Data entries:
* BEGIN *

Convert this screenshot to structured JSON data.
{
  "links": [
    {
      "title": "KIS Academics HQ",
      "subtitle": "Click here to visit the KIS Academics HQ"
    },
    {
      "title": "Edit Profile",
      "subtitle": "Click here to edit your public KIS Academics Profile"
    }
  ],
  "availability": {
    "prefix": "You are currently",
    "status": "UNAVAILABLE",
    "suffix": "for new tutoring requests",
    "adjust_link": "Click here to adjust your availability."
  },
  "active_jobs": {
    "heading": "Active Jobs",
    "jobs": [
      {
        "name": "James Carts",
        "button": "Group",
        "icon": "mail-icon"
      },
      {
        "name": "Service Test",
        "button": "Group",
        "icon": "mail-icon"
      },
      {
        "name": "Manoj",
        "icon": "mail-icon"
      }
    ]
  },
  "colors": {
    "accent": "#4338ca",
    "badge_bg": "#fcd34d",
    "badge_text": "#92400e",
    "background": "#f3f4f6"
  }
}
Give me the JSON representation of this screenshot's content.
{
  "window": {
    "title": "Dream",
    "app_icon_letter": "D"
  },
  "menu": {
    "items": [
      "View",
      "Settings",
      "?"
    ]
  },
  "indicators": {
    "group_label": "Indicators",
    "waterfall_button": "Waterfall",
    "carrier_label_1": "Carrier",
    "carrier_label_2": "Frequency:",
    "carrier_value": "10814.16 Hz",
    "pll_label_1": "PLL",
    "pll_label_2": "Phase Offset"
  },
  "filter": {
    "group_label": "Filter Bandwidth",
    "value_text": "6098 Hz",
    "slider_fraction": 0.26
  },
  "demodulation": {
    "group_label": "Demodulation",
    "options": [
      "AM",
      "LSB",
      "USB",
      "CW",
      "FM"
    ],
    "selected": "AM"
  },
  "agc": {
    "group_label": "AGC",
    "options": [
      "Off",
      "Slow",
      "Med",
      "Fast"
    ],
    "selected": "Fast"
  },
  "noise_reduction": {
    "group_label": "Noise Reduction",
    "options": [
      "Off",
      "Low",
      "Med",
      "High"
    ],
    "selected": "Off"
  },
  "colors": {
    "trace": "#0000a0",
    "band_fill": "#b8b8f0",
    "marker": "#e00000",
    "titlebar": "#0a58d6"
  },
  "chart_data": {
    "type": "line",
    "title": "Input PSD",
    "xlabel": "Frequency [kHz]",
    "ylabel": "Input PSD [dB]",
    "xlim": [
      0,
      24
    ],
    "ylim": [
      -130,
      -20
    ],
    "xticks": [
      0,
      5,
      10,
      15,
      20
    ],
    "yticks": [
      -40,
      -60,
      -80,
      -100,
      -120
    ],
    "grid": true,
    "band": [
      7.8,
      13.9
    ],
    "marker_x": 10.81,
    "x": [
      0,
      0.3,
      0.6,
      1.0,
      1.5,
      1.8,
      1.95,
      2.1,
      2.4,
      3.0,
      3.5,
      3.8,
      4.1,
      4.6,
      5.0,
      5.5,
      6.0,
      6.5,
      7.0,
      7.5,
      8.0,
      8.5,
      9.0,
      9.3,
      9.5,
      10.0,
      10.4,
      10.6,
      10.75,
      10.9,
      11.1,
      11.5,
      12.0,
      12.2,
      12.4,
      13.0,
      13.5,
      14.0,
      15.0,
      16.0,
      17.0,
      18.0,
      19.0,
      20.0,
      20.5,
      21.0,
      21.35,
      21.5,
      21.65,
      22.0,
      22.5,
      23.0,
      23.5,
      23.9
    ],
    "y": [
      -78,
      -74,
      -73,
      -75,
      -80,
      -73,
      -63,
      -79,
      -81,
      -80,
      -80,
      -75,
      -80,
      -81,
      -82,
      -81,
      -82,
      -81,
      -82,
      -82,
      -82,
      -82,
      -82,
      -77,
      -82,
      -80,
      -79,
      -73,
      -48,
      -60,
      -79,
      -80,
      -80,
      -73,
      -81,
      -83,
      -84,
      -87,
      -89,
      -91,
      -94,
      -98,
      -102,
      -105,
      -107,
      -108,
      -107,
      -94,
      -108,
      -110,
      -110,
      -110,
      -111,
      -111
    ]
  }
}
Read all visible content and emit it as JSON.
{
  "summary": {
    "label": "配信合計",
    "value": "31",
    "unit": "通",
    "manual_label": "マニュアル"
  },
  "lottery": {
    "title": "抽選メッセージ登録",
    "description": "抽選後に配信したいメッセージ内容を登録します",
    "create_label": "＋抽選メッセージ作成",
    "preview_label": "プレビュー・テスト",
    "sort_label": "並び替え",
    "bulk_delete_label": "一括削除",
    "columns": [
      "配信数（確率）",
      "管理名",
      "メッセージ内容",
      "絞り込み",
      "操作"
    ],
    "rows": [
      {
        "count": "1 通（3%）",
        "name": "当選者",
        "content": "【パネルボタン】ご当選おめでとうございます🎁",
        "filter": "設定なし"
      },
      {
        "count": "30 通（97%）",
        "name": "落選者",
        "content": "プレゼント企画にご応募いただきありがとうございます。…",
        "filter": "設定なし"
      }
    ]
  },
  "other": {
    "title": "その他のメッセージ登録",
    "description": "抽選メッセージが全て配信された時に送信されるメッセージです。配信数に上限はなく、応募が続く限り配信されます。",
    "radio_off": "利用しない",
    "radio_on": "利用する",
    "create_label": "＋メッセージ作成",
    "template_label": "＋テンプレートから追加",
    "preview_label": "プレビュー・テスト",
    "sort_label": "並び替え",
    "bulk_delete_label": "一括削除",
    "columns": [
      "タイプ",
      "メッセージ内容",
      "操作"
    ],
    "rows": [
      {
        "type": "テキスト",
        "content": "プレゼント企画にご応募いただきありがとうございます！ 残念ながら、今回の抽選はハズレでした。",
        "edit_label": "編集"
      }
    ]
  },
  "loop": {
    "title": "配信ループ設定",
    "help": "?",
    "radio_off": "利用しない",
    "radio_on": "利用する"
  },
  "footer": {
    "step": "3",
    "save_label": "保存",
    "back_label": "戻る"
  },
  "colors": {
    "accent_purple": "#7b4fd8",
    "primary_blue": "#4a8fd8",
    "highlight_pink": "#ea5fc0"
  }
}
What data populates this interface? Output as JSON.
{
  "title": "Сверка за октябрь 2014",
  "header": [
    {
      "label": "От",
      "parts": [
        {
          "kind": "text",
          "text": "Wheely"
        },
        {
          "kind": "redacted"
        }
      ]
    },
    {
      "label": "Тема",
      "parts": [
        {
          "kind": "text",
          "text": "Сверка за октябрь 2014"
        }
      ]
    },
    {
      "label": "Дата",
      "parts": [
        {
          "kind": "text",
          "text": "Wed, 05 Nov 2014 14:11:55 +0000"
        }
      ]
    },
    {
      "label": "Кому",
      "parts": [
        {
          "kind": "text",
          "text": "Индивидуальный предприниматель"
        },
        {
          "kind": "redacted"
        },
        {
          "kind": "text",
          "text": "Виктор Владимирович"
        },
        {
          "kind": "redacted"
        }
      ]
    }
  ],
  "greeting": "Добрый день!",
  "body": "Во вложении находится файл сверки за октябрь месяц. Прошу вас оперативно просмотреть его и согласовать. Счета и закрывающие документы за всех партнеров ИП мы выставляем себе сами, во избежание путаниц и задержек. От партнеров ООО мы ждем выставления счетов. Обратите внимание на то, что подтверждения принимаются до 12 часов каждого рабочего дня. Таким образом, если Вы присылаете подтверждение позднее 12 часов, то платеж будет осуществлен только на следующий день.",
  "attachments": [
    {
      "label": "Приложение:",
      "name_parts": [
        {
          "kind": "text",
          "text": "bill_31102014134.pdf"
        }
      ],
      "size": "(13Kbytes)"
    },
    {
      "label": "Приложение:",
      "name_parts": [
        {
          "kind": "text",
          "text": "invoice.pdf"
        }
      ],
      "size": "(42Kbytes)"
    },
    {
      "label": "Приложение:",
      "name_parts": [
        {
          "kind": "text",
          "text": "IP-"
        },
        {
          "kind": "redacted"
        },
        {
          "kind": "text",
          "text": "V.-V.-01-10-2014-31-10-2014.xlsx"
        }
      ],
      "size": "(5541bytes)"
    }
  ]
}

* END *

**Problem to solve**
Across the entries, how many lines contain "プレゼント企画にご応募いただきありがとうございます"? Reply with the number only.

**Problem solution**
2